--- Begin Supplied data ---

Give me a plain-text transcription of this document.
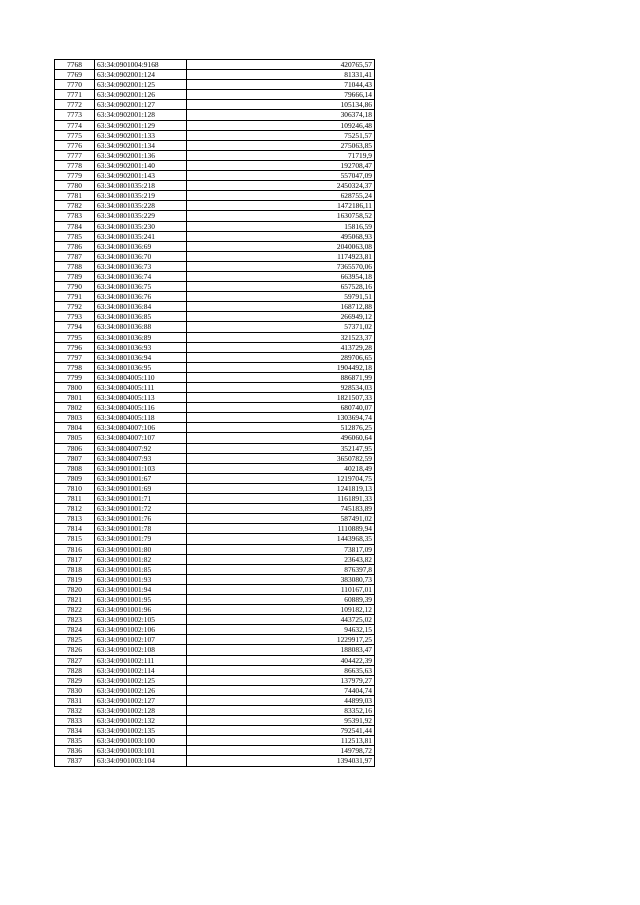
7768	63:34:0901004:9168	420765,57
7769	63:34:0902001:124	81331,41
7770	63:34:0902001:125	71044,43
7771	63:34:0902001:126	79666,14
7772	63:34:0902001:127	105134,86
7773	63:34:0902001:128	306374,18
7774	63:34:0902001:129	109246,48
7775	63:34:0902001:133	75251,57
7776	63:34:0902001:134	275063,85
7777	63:34:0902001:136	71719,9
7778	63:34:0902001:140	192708,47
7779	63:34:0902001:143	557047,09
7780	63:34:0801035:218	2450324,37
7781	63:34:0801035:219	628755,24
7782	63:34:0801035:228	1472186,11
7783	63:34:0801035:229	1630758,52
7784	63:34:0801035:230	15816,59
7785	63:34:0801035:241	495068,93
7786	63:34:0801036:69	2040063,08
7787	63:34:0801036:70	1174923,81
7788	63:34:0801036:73	7365570,06
7789	63:34:0801036:74	663954,18
7790	63:34:0801036:75	657528,16
7791	63:34:0801036:76	59791,51
7792	63:34:0801036:84	168712,88
7793	63:34:0801036:85	266949,12
7794	63:34:0801036:88	57371,02
7795	63:34:0801036:89	321523,37
7796	63:34:0801036:93	413729,28
7797	63:34:0801036:94	289706,65
7798	63:34:0801036:95	1904492,18
7799	63:34:0804005:110	886871,99
7800	63:34:0804005:111	928534,03
7801	63:34:0804005:113	1821507,33
7802	63:34:0804005:116	680740,07
7803	63:34:0804005:118	1303694,74
7804	63:34:0804007:106	512876,25
7805	63:34:0804007:107	496060,64
7806	63:34:0804007:92	352147,95
7807	63:34:0804007:93	3650782,59
7808	63:34:0901001:103	40218,49
7809	63:34:0901001:67	1219704,75
7810	63:34:0901001:69	1241819,13
7811	63:34:0901001:71	1161891,33
7812	63:34:0901001:72	745183,89
7813	63:34:0901001:76	587491,02
7814	63:34:0901001:78	1110889,94
7815	63:34:0901001:79	1443968,35
7816	63:34:0901001:80	73817,09
7817	63:34:0901001:82	23643,82
7818	63:34:0901001:85	876397,8
7819	63:34:0901001:93	383080,73
7820	63:34:0901001:94	110167,01
7821	63:34:0901001:95	60889,39
7822	63:34:0901001:96	109182,12
7823	63:34:0901002:105	443725,02
7824	63:34:0901002:106	94632,15
7825	63:34:0901002:107	1229917,25
7826	63:34:0901002:108	188083,47
7827	63:34:0901002:111	404422,39
7828	63:34:0901002:114	86635,63
7829	63:34:0901002:125	137979,27
7830	63:34:0901002:126	74404,74
7831	63:34:0901002:127	44899,03
7832	63:34:0901002:128	83352,16
7833	63:34:0901002:132	95391,92
7834	63:34:0901002:135	792541,44
7835	63:34:0901003:100	112513,81
7836	63:34:0901003:101	149798,72
7837	63:34:0901003:104	1394031,97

--- End Supplied data ---

Without including the pictures, reproduce all entries exactly.

**Exercise response:**
Give me a plain-text transcription of this document.
7768	63:34:0901004:9168	420765,57
7769	63:34:0902001:124	81331,41
7770	63:34:0902001:125	71044,43
7771	63:34:0902001:126	79666,14
7772	63:34:0902001:127	105134,86
7773	63:34:0902001:128	306374,18
7774	63:34:0902001:129	109246,48
7775	63:34:0902001:133	75251,57
7776	63:34:0902001:134	275063,85
7777	63:34:0902001:136	71719,9
7778	63:34:0902001:140	192708,47
7779	63:34:0902001:143	557047,09
7780	63:34:0801035:218	2450324,37
7781	63:34:0801035:219	628755,24
7782	63:34:0801035:228	1472186,11
7783	63:34:0801035:229	1630758,52
7784	63:34:0801035:230	15816,59
7785	63:34:0801035:241	495068,93
7786	63:34:0801036:69	2040063,08
7787	63:34:0801036:70	1174923,81
7788	63:34:0801036:73	7365570,06
7789	63:34:0801036:74	663954,18
7790	63:34:0801036:75	657528,16
7791	63:34:0801036:76	59791,51
7792	63:34:0801036:84	168712,88
7793	63:34:0801036:85	266949,12
7794	63:34:0801036:88	57371,02
7795	63:34:0801036:89	321523,37
7796	63:34:0801036:93	413729,28
7797	63:34:0801036:94	289706,65
7798	63:34:0801036:95	1904492,18
7799	63:34:0804005:110	886871,99
7800	63:34:0804005:111	928534,03
7801	63:34:0804005:113	1821507,33
7802	63:34:0804005:116	680740,07
7803	63:34:0804005:118	1303694,74
7804	63:34:0804007:106	512876,25
7805	63:34:0804007:107	496060,64
7806	63:34:0804007:92	352147,95
7807	63:34:0804007:93	3650782,59
7808	63:34:0901001:103	40218,49
7809	63:34:0901001:67	1219704,75
7810	63:34:0901001:69	1241819,13
7811	63:34:0901001:71	1161891,33
7812	63:34:0901001:72	745183,89
7813	63:34:0901001:76	587491,02
7814	63:34:0901001:78	1110889,94
7815	63:34:0901001:79	1443968,35
7816	63:34:0901001:80	73817,09
7817	63:34:0901001:82	23643,82
7818	63:34:0901001:85	876397,8
7819	63:34:0901001:93	383080,73
7820	63:34:0901001:94	110167,01
7821	63:34:0901001:95	60889,39
7822	63:34:0901001:96	109182,12
7823	63:34:0901002:105	443725,02
7824	63:34:0901002:106	94632,15
7825	63:34:0901002:107	1229917,25
7826	63:34:0901002:108	188083,47
7827	63:34:0901002:111	404422,39
7828	63:34:0901002:114	86635,63
7829	63:34:0901002:125	137979,27
7830	63:34:0901002:126	74404,74
7831	63:34:0901002:127	44899,03
7832	63:34:0901002:128	83352,16
7833	63:34:0901002:132	95391,92
7834	63:34:0901002:135	792541,44
7835	63:34:0901003:100	112513,81
7836	63:34:0901003:101	149798,72
7837	63:34:0901003:104	1394031,97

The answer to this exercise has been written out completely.